Data
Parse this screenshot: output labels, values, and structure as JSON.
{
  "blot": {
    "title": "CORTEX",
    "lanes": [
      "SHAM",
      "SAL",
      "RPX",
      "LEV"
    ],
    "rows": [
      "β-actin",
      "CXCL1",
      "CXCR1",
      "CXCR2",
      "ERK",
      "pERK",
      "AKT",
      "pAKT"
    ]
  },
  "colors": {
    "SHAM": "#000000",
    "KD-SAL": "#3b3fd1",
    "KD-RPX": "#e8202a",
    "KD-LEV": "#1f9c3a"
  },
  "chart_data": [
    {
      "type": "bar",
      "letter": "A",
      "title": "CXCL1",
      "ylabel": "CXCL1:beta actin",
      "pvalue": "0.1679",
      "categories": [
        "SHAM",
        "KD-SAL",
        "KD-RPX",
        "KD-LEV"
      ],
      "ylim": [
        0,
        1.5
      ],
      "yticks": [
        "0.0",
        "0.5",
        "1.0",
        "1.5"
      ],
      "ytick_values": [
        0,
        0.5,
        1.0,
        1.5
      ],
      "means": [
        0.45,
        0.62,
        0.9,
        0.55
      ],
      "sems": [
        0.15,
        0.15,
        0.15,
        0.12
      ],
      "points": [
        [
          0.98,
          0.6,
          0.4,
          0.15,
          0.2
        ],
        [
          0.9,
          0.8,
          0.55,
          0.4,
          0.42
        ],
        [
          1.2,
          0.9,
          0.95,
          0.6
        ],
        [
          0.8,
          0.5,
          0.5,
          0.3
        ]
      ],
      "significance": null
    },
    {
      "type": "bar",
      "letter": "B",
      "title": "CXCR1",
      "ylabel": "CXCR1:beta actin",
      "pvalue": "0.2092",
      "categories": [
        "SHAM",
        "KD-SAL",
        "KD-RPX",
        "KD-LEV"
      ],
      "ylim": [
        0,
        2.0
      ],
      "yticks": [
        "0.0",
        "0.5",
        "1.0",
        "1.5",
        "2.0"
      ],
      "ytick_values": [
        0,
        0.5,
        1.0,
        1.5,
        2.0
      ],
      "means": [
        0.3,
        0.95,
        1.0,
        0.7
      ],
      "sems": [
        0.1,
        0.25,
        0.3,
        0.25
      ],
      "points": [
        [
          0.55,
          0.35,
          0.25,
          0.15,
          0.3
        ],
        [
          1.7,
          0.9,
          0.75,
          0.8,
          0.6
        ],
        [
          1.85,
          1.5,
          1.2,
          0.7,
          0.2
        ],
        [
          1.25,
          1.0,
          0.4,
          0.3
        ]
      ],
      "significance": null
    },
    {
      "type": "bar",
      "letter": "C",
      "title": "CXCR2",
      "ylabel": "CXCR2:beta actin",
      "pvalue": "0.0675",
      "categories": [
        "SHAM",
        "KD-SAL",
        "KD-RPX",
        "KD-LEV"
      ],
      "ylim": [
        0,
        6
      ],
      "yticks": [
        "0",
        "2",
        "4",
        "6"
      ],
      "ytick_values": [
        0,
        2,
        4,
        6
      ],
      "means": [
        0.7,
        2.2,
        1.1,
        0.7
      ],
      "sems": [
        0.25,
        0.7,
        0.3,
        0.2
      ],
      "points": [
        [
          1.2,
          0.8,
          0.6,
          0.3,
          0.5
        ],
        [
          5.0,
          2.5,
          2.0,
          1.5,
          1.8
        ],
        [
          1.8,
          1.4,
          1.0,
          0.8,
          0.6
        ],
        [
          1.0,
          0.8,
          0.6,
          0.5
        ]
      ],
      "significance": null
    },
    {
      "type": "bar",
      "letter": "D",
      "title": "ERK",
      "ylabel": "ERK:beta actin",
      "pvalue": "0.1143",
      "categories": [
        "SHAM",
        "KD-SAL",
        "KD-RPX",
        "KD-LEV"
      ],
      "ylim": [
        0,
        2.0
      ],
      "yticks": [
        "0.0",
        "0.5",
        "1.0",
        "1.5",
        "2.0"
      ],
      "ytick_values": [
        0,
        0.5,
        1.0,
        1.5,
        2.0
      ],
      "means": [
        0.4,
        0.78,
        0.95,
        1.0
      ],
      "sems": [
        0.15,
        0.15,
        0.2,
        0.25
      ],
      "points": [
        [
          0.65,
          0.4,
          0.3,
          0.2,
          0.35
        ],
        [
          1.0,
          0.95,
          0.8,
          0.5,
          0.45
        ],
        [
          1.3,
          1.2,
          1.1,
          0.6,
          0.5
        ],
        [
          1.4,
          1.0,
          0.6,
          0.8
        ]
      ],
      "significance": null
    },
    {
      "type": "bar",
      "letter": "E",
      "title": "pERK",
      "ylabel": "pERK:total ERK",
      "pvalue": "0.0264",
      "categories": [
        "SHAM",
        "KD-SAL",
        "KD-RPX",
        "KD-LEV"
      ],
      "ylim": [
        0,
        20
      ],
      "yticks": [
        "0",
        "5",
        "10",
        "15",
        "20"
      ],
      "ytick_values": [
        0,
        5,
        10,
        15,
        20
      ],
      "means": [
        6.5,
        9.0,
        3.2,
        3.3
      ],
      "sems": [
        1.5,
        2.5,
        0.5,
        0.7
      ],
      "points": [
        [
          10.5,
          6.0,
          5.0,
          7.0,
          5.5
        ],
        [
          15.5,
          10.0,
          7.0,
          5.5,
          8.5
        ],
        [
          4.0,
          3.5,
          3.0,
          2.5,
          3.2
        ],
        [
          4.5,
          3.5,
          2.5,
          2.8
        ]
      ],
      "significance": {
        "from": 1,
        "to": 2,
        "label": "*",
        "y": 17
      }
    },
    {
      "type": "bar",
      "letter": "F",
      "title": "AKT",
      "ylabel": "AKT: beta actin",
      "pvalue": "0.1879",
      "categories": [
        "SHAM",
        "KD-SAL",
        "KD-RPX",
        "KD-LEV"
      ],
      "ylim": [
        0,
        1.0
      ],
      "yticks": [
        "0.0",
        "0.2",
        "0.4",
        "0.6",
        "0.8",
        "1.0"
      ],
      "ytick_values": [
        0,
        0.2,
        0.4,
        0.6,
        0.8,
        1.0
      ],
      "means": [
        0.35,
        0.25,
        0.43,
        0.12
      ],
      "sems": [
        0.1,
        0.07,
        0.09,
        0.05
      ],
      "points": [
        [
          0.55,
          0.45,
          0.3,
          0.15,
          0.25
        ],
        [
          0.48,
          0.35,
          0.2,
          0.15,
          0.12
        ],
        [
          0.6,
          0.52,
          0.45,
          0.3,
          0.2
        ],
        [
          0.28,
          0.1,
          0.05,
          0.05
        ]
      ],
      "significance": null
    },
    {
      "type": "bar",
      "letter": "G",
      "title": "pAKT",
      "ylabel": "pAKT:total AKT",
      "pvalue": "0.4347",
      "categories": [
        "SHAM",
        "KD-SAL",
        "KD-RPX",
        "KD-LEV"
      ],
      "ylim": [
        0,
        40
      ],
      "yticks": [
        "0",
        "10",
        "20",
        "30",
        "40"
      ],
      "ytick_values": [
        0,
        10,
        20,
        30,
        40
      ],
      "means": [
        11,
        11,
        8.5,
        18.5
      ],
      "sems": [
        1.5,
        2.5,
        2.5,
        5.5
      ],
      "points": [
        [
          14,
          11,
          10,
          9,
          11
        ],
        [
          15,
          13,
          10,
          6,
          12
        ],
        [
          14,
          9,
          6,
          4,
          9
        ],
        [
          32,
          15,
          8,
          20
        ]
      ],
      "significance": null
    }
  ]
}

Your objective
All lines that include "pERK" are to be gathered and copied.

Response for this exercise
      "pERK",
      "title": "pERK",
      "ylabel": "pERK:total ERK",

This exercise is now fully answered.